[Aim of the task]:
Write out every line of the material exactly as it appears.
----- Data to process
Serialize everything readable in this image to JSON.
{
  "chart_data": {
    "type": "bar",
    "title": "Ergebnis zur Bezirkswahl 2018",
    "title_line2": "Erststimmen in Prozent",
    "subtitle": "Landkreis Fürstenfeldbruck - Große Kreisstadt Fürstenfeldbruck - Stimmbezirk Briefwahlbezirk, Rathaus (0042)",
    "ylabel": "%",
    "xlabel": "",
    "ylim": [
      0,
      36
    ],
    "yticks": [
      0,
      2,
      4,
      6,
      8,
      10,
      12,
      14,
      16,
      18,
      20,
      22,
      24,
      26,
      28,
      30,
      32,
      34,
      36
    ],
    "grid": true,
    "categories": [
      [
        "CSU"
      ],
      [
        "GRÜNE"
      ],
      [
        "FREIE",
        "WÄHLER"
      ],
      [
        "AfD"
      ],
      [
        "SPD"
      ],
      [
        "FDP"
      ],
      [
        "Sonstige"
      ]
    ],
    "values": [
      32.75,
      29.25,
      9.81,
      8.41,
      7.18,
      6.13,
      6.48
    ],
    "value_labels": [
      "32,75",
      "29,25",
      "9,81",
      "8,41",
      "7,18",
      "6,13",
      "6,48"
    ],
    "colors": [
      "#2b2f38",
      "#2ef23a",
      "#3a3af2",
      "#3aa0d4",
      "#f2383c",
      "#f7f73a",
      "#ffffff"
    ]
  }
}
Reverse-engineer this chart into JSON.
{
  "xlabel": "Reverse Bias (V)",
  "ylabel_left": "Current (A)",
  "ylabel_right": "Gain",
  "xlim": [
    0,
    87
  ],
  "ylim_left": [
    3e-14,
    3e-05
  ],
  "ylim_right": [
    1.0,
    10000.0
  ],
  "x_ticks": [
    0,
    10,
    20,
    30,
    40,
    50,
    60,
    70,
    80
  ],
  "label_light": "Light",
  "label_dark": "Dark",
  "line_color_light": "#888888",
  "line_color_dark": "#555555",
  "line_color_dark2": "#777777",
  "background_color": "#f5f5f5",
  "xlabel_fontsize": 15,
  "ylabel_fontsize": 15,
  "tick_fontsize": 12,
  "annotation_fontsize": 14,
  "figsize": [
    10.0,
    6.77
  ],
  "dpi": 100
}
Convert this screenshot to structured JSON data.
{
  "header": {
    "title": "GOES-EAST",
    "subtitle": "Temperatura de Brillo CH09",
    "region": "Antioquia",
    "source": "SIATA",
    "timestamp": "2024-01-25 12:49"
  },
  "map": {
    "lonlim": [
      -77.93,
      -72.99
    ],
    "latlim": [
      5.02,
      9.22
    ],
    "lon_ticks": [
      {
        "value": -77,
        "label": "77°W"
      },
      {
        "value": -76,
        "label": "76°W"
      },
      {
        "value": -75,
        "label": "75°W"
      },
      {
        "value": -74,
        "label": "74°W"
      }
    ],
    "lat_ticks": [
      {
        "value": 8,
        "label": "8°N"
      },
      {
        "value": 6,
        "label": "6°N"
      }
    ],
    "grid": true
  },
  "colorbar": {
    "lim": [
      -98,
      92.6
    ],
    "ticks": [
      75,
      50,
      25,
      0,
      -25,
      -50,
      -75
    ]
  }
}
----------
[Full output]:
Serialize everything readable in this image to JSON.
{
  "chart_data": {
    "type": "bar",
    "title": "Ergebnis zur Bezirkswahl 2018",
    "title_line2": "Erststimmen in Prozent",
    "subtitle": "Landkreis Fürstenfeldbruck - Große Kreisstadt Fürstenfeldbruck - Stimmbezirk Briefwahlbezirk, Rathaus (0042)",
    "ylabel": "%",
    "xlabel": "",
    "ylim": [
      0,
      36
    ],
    "yticks": [
      0,
      2,
      4,
      6,
      8,
      10,
      12,
      14,
      16,
      18,
      20,
      22,
      24,
      26,
      28,
      30,
      32,
      34,
      36
    ],
    "grid": true,
    "categories": [
      [
        "CSU"
      ],
      [
        "GRÜNE"
      ],
      [
        "FREIE",
        "WÄHLER"
      ],
      [
        "AfD"
      ],
      [
        "SPD"
      ],
      [
        "FDP"
      ],
      [
        "Sonstige"
      ]
    ],
    "values": [
      32.75,
      29.25,
      9.81,
      8.41,
      7.18,
      6.13,
      6.48
    ],
    "value_labels": [
      "32,75",
      "29,25",
      "9,81",
      "8,41",
      "7,18",
      "6,13",
      "6,48"
    ],
    "colors": [
      "#2b2f38",
      "#2ef23a",
      "#3a3af2",
      "#3aa0d4",
      "#f2383c",
      "#f7f73a",
      "#ffffff"
    ]
  }
}
Reverse-engineer this chart into JSON.
{
  "xlabel": "Reverse Bias (V)",
  "ylabel_left": "Current (A)",
  "ylabel_right": "Gain",
  "xlim": [
    0,
    87
  ],
  "ylim_left": [
    3e-14,
    3e-05
  ],
  "ylim_right": [
    1.0,
    10000.0
  ],
  "x_ticks": [
    0,
    10,
    20,
    30,
    40,
    50,
    60,
    70,
    80
  ],
  "label_light": "Light",
  "label_dark": "Dark",
  "line_color_light": "#888888",
  "line_color_dark": "#555555",
  "line_color_dark2": "#777777",
  "background_color": "#f5f5f5",
  "xlabel_fontsize": 15,
  "ylabel_fontsize": 15,
  "tick_fontsize": 12,
  "annotation_fontsize": 14,
  "figsize": [
    10.0,
    6.77
  ],
  "dpi": 100
}
Convert this screenshot to structured JSON data.
{
  "header": {
    "title": "GOES-EAST",
    "subtitle": "Temperatura de Brillo CH09",
    "region": "Antioquia",
    "source": "SIATA",
    "timestamp": "2024-01-25 12:49"
  },
  "map": {
    "lonlim": [
      -77.93,
      -72.99
    ],
    "latlim": [
      5.02,
      9.22
    ],
    "lon_ticks": [
      {
        "value": -77,
        "label": "77°W"
      },
      {
        "value": -76,
        "label": "76°W"
      },
      {
        "value": -75,
        "label": "75°W"
      },
      {
        "value": -74,
        "label": "74°W"
      }
    ],
    "lat_ticks": [
      {
        "value": 8,
        "label": "8°N"
      },
      {
        "value": 6,
        "label": "6°N"
      }
    ],
    "grid": true
  },
  "colorbar": {
    "lim": [
      -98,
      92.6
    ],
    "ticks": [
      75,
      50,
      25,
      0,
      -25,
      -50,
      -75
    ]
  }
}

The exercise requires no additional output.